_QUOTED PASSAGE_
==================================================
Yinka Shonibare CBE, RA, (born 9 August 1962), is a British-Nigerian artist living in the United Kingdom. His work explores cultural identity, colonialism and post-colonialism within the contemporary context of globalisation. A hallmark of his art is the brightly coloured Ankara fabric he uses. Because he has a physical disability that paralyses one side of his body, Shonibare uses assistants to make works under his direction.

Life and career

Yinka Shonibare was born in London, England, on 9 August 1962, the son of Olatunji Shonibare and Laide Shonibare. When he was three years old, his family moved to Lagos, Nigeria, where his father practised law. When he was 17 years old, Shonibare returned to Britain to do his A-levels at Redrice School. At the age of 18, he contracted transverse myelitis, an inflammation of the spinal cord, which resulted in a long-term physical disability where one side of his body is paralysed.

Shonibare went on to study Fine Art first at Byam Shaw School of Art (now Central Saint Martins College of Art and Design) and then at Goldsmiths, University of London, where he received his MFA degree, graduating as part of the Young British Artists generation. Following his studies, Shonibare worked as an arts development officer for Shape Arts, an organisation that makes arts accessible to people with disabilities.

In 1999, Shonibare created four alien-like sculptures that he named "Dysfunctional Family", the piece consisting of a mother and daughter, both coloured in textures of white and blue, and a father and son textured in the colours of red and yellow.

He has exhibited at the Venice Biennial and at leading museums worldwide. He was notably commissioned by Okwui Enwezor at documenta XI in 2002 to create his most recognised work, Gallantry and Criminal Conversation, which launched him on the international stage.

In 2004, he was shortlisted for the Turner Prize for his Double Dutch exhibition at the Museum Boijmans van Beuningen in Rotterdam and for his solo show at the Stephen Friedman Gallery, London. Of the four nominees, he seemed to be the most popular with the general public that year, with a BBC website poll resulting in 64 per cent of voters stating that his work was their favourite.

Shonibare became an Honorary Fellow of Goldsmiths' College in 2003, was awarded an MBE in 2004, received an Honorary Doctorate (Fine Artist) of the Royal College of Art in 2010 and was appointed a CBE in 2019. He was elected Royal Academician by the Royal Academy of Arts in 2013. He joined Iniva's Board of trustees in 2009. He has exhibited at the Venice Biennial and internationally at leading museums worldwide. In September 2008, his major mid-career survey commenced at the MCA Sydney and toured to the Brooklyn Museum, New York, in June 2009 and the National Museum of African Art of the Smithsonian Institution, Washington DC, in October 2009. In 2010, Nelson's Ship in a Bottle became his first public art commission on the Fourth Plinth in Trafalgar Square.
==================================================
_REQUIRED ACTIONS_
a. Summarize the biography of Yinka Shonibare in two sentences.
b. Transcribe the part of the biography of Yinka Shonibare between "In 1999, Shonibare" and "red and yellow.", inclusive.

_ENTRIES PROVIDED_
==================================================
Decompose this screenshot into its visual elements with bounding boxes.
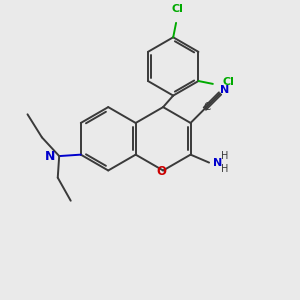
Text: Cl: Cl [172,4,184,14]
Text: H: H [221,151,229,161]
Text: O: O [157,165,167,178]
Text: C: C [203,102,211,112]
Text: Cl: Cl [222,77,234,88]
Text: H: H [221,164,229,174]
Text: N: N [220,85,229,95]
Text: N: N [44,150,55,163]
Text: N: N [212,158,222,168]
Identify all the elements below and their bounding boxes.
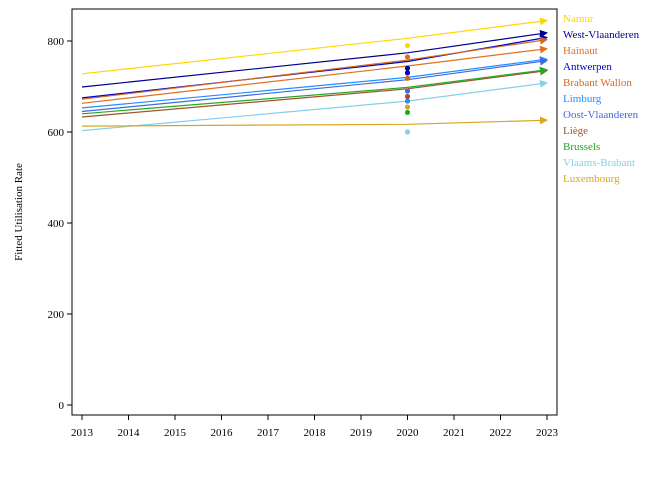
observed-point-antwerpen	[404, 70, 411, 76]
observed-point-luxembourg	[404, 104, 411, 110]
legend-entry: West-Vlaanderen	[563, 29, 640, 41]
y-axis: 0 200 400 600 800	[48, 36, 72, 412]
observed-point-west-vlaanderen	[404, 65, 411, 71]
x-tick-label: 2020	[397, 427, 420, 439]
x-tick-label: 2014	[118, 427, 141, 439]
observed-points	[404, 42, 411, 135]
series-line-brussels	[81, 66, 548, 115]
y-tick-label: 200	[48, 309, 65, 321]
legend-entry: Oost-Vlaanderen	[563, 109, 639, 121]
x-tick-label: 2022	[490, 427, 512, 439]
y-tick-label: 0	[59, 400, 65, 412]
x-tick-label: 2016	[211, 427, 234, 439]
legend-entry: Hainaut	[563, 45, 598, 57]
x-tick-label: 2013	[71, 427, 94, 439]
series-line-west-vlaanderen	[81, 29, 548, 88]
observed-point-brabant-wallon	[404, 75, 411, 81]
observed-point-brussels	[404, 109, 411, 116]
series-line-luxembourg	[81, 116, 548, 127]
plot-frame	[71, 8, 558, 416]
y-tick-label: 800	[48, 36, 65, 48]
observed-point-limburg	[404, 98, 411, 104]
legend-entry: Brabant Wallon	[563, 77, 632, 89]
x-tick-label: 2021	[443, 427, 465, 439]
y-tick-label: 600	[48, 127, 65, 139]
series-line-namur	[81, 17, 548, 75]
legend-entry: Luxembourg	[563, 173, 620, 185]
y-axis-label: Fitted Utilisation Rate	[13, 163, 25, 261]
x-tick-label: 2015	[164, 427, 187, 439]
observed-point-namur	[404, 42, 411, 49]
legend-entry: Liège	[563, 125, 588, 137]
series-line-brabant-wallon	[81, 36, 548, 100]
legend-entry: Vlaams-Brabant	[563, 157, 635, 169]
observed-point-li-ge	[404, 93, 411, 100]
observed-point-vlaams-brabant	[404, 129, 411, 135]
legend-entry: Namur	[563, 13, 594, 25]
observed-point-oost-vlaanderen	[404, 88, 411, 94]
x-tick-label: 2017	[257, 427, 280, 439]
legend: Namur West-Vlaanderen Hainaut Antwerpen Brab…	[563, 13, 640, 185]
observed-point-hainaut	[404, 54, 411, 60]
x-axis: 2013 2014 2015 2016 2017 2018 2019 2020 2021 2022…	[71, 415, 559, 439]
x-tick-label: 2023	[536, 427, 559, 439]
x-tick-label: 2019	[350, 427, 373, 439]
legend-entry: Brussels	[563, 141, 600, 153]
x-tick-label: 2018	[304, 427, 327, 439]
legend-entry: Limburg	[563, 93, 602, 105]
y-tick-label: 400	[48, 218, 65, 230]
series-lines	[81, 17, 548, 132]
legend-entry: Antwerpen	[563, 61, 612, 73]
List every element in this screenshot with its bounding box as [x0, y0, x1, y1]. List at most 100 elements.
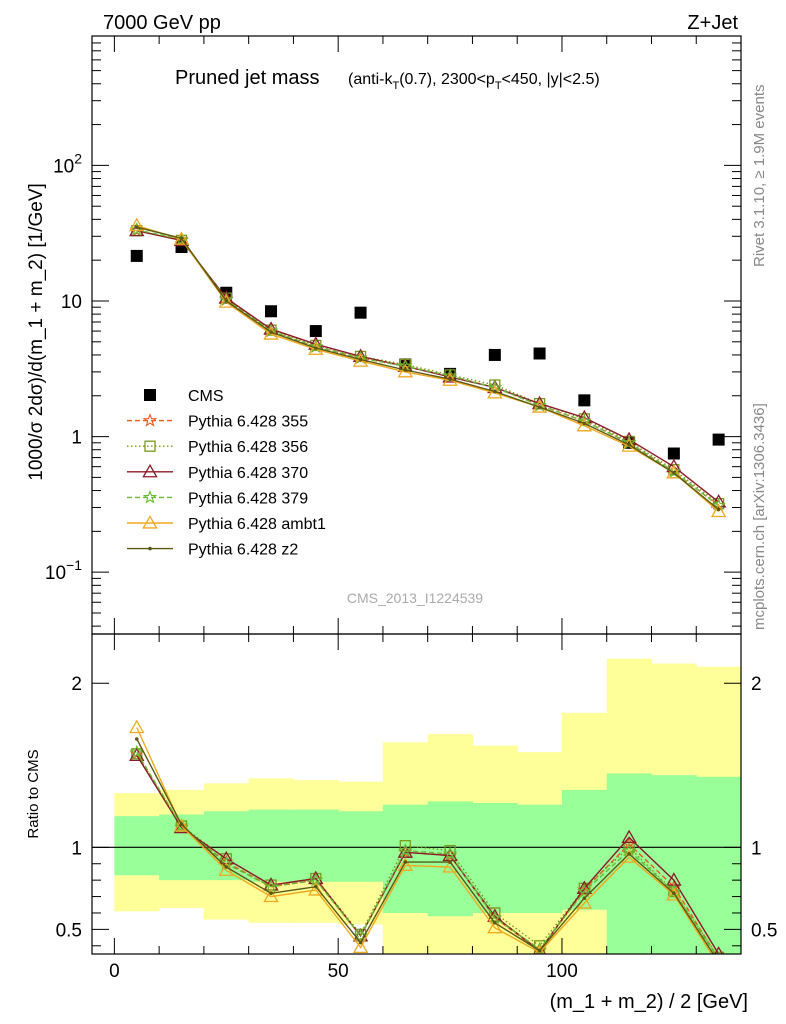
band-bin: [114, 816, 160, 876]
legend-item: Pythia 6.428 379: [127, 489, 308, 507]
ratio-point: [224, 865, 229, 869]
ratio-point: [627, 852, 631, 856]
legend-label: CMS: [188, 388, 224, 405]
ratio-point: [269, 891, 273, 896]
subtitle-part-b: (0.7), 2300<p: [399, 71, 495, 88]
data-point: [313, 346, 318, 350]
subtitle-sub-a: T: [392, 80, 399, 92]
legend-label: Pythia 6.428 355: [188, 414, 308, 431]
chart-title: Pruned jet mass: [175, 67, 320, 89]
legend-item: Pythia 6.428 356: [127, 439, 308, 456]
data-point: [666, 464, 682, 479]
ratio-point: [621, 829, 637, 844]
legend-marker: [148, 546, 152, 551]
ratio-point: [577, 883, 592, 898]
legend-label: Pythia 6.428 ambt1: [188, 516, 326, 533]
legend-marker: [142, 463, 158, 478]
legend-marker: [142, 489, 158, 504]
data-point: [710, 493, 727, 508]
y-tick-label-top: 10: [61, 292, 82, 313]
data-point: [582, 421, 587, 426]
bottom-frame: [91, 633, 742, 955]
ratio-point: [129, 744, 144, 759]
data-point: [129, 217, 145, 232]
band-bin: [517, 804, 563, 913]
data-point: [533, 347, 546, 360]
ratio-point: [174, 818, 189, 833]
series-line: [136, 230, 720, 505]
y-tick-label-ratio: 1: [71, 838, 82, 859]
y-tick-label-ratio-right: 2: [751, 674, 762, 695]
ratio-point: [313, 884, 318, 889]
data-point: [493, 389, 497, 394]
data-point: [173, 231, 190, 245]
data-point: [309, 325, 322, 338]
data-point: [710, 503, 727, 518]
data-point: [265, 305, 278, 318]
y-axis-label-top: 1000/σ 2dσ)/d(m_1 + m_2) [1/GeV]: [26, 183, 47, 481]
header-process: Z+Jet: [687, 12, 738, 34]
x-tick-label: 50: [328, 961, 349, 982]
series-pythia-6-428-z2: [134, 225, 721, 512]
legend-item: Pythia 6.428 ambt1: [127, 515, 326, 533]
legend-item: Pythia 6.428 370: [127, 463, 308, 482]
ratio-point: [582, 896, 587, 901]
main-panel: Pruned jet mass (anti-kT(0.7), 2300<pT<4…: [26, 35, 742, 635]
ratio-point: [493, 921, 497, 925]
ratio-point: [352, 939, 369, 954]
band-bin: [606, 773, 652, 954]
legend-label: Pythia 6.428 370: [188, 465, 308, 482]
ratio-point: [487, 919, 503, 934]
data-point: [448, 377, 452, 381]
ratio-series-pythia-6-428-z2: [134, 737, 715, 954]
subtitle-part-a: (anti-k: [348, 71, 393, 88]
data-point: [130, 249, 143, 262]
ratio-point: [263, 888, 279, 903]
data-point: [712, 433, 725, 446]
y-tick-label-ratio: 0.5: [56, 920, 82, 941]
series-line: [136, 226, 720, 511]
ratio-line: [136, 751, 717, 954]
legend-marker: [142, 515, 158, 529]
ratio-series-pythia-6-428-ambt1: [129, 719, 713, 954]
data-point: [627, 442, 631, 447]
series-line: [136, 229, 720, 507]
data-point: [218, 294, 234, 308]
data-point: [488, 348, 501, 361]
ratio-point: [448, 860, 452, 864]
data-point: [537, 405, 542, 409]
legend-item: Pythia 6.428 z2: [127, 542, 298, 559]
legend-marker: [144, 440, 156, 452]
ratio-point: [537, 948, 542, 953]
ratio-point: [442, 846, 458, 861]
series-pythia-6-428-ambt1: [129, 217, 727, 518]
series-line: [136, 230, 720, 503]
data-point: [716, 507, 721, 512]
data-point: [354, 306, 367, 319]
ratio-panel: 0.5 0.5 1 1 2 2 0 50 100 Ratio to CMS (m_1 + m_2…: [25, 633, 777, 1013]
ratio-point: [534, 944, 546, 954]
ratio-line: [136, 738, 715, 954]
ratio-point: [403, 860, 408, 864]
legend-item: Pythia 6.428 355: [127, 413, 308, 431]
band-bin: [696, 776, 741, 954]
data-point: [578, 394, 591, 407]
ratio-point: [576, 880, 593, 894]
legend-marker: [144, 389, 156, 401]
y-tick-label-ratio: 2: [71, 674, 82, 695]
ratio-point: [308, 882, 324, 896]
legend-marker: [142, 413, 158, 427]
legend-label: Pythia 6.428 z2: [188, 542, 298, 559]
y-tick-label-ratio-right: 0.5: [751, 920, 777, 941]
ratio-point: [714, 946, 724, 954]
legend-label: Pythia 6.428 379: [188, 490, 308, 507]
legend-label: Pythia 6.428 356: [188, 439, 308, 456]
data-point: [224, 299, 229, 303]
data-point: [134, 225, 139, 230]
data-point: [179, 236, 184, 241]
legend: CMS Pythia 6.428 355 Pythia 6.428 356 Pythi…: [127, 388, 326, 559]
data-point: [621, 438, 637, 452]
ratio-line: [136, 727, 713, 954]
legend-item: CMS: [144, 388, 224, 405]
ratio-point: [173, 818, 190, 832]
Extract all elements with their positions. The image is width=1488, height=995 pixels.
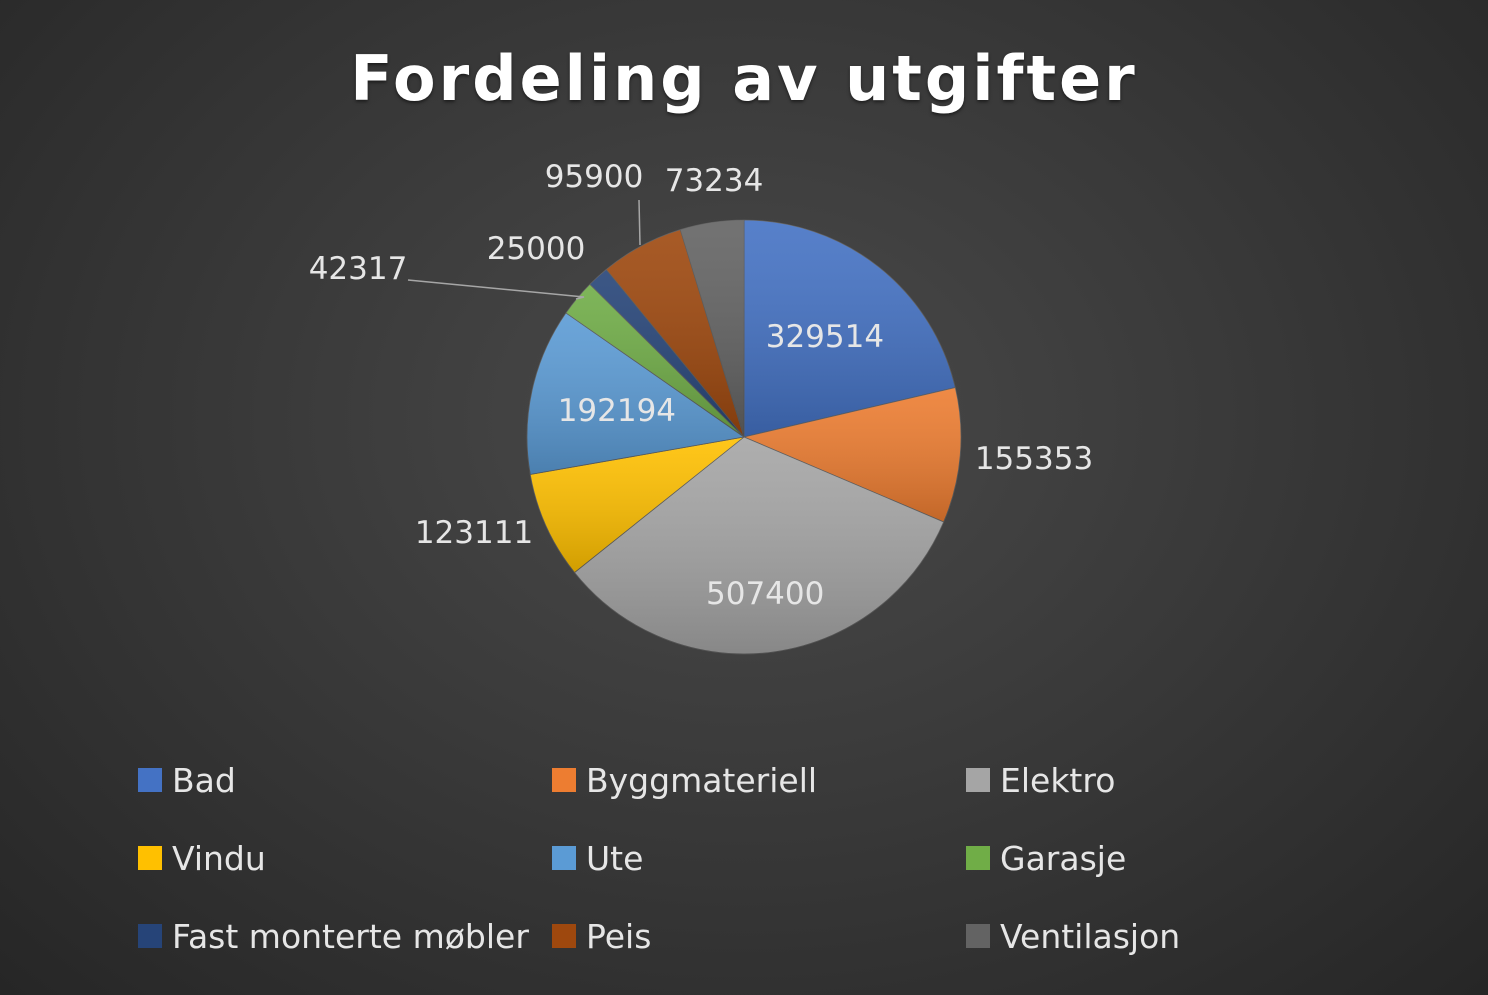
legend-label: Fast monterte møbler xyxy=(172,916,529,956)
legend-swatch xyxy=(966,924,990,948)
legend-item-garasje: Garasje xyxy=(966,830,1338,886)
data-label-fast-monterte-mbler: 25000 xyxy=(487,231,586,267)
leader-line-peis xyxy=(638,199,641,246)
legend-swatch xyxy=(552,768,576,792)
legend-item-elektro: Elektro xyxy=(966,752,1338,808)
data-label-garasje: 42317 xyxy=(309,251,408,287)
legend-item-bad: Bad xyxy=(138,752,552,808)
legend-swatch xyxy=(138,768,162,792)
legend-item-byggmateriell: Byggmateriell xyxy=(552,752,966,808)
legend-label: Peis xyxy=(586,916,652,956)
data-label-byggmateriell: 155353 xyxy=(975,441,1093,477)
slice-shade-ute xyxy=(527,312,744,475)
legend-label: Garasje xyxy=(1000,838,1127,878)
slice-shade-garasje xyxy=(565,284,744,437)
legend-label: Vindu xyxy=(172,838,266,878)
slice-shade-ventilasjon xyxy=(680,220,744,437)
legend-item-fast-monterte-mbler: Fast monterte møbler xyxy=(138,908,552,964)
slice-shade-fast-monterte-mbler xyxy=(589,269,744,437)
legend-label: Ute xyxy=(586,838,644,878)
legend-swatch xyxy=(966,846,990,870)
legend-swatch xyxy=(966,768,990,792)
data-label-elektro: 507400 xyxy=(706,576,824,612)
legend-label: Byggmateriell xyxy=(586,760,818,800)
slice-shade-peis xyxy=(606,229,744,437)
legend: Bad Byggmateriell Elektro Vindu Ute Garasje Fa… xyxy=(138,752,1338,964)
leader-line-garasje xyxy=(407,279,585,300)
slice-shade-bad xyxy=(744,220,956,437)
data-label-peis: 95900 xyxy=(545,159,644,195)
legend-swatch xyxy=(552,846,576,870)
legend-item-ventilasjon: Ventilasjon xyxy=(966,908,1338,964)
slice-shade-vindu xyxy=(530,437,744,573)
legend-label: Elektro xyxy=(1000,760,1116,800)
legend-label: Ventilasjon xyxy=(1000,916,1181,956)
legend-item-vindu: Vindu xyxy=(138,830,552,886)
legend-swatch xyxy=(138,846,162,870)
legend-swatch xyxy=(138,924,162,948)
chart-title: Fordeling av utgifter xyxy=(350,42,1138,115)
slice-shade-byggmateriell xyxy=(744,387,962,522)
data-label-bad: 329514 xyxy=(766,319,884,355)
slice-shade-elektro xyxy=(574,437,944,655)
data-label-ute: 192194 xyxy=(558,393,676,429)
legend-label: Bad xyxy=(172,760,236,800)
legend-swatch xyxy=(552,924,576,948)
legend-item-ute: Ute xyxy=(552,830,966,886)
data-label-vindu: 123111 xyxy=(415,515,533,551)
legend-item-peis: Peis xyxy=(552,908,966,964)
data-label-ventilasjon: 73234 xyxy=(665,163,764,199)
==================================================
_ANSWERS PROVIDED_
a. Yinka Shonibare is a British-Nigerian artist, born in London in 1962 and moved to Lagos as a child, whose work explores cultural identity, colonialism and post-colonialism and is known for its brightly colored Ankara fabric. After studying Fine Art at Byam Shaw School of Art and Goldsmiths, he was shortlisted for the Turner Prize in 2004, exhibited at the Venice Biennial and leading museums worldwide, and received honors including an MBE, a CBE and election as a Royal Academician.

b.
In 1999, Shonibare created four alien-like sculptures that he named "Dysfunctional Family", the piece consisting of a mother and daughter, both coloured in textures of white and blue, and a father and son textured in the colours of red and yellow.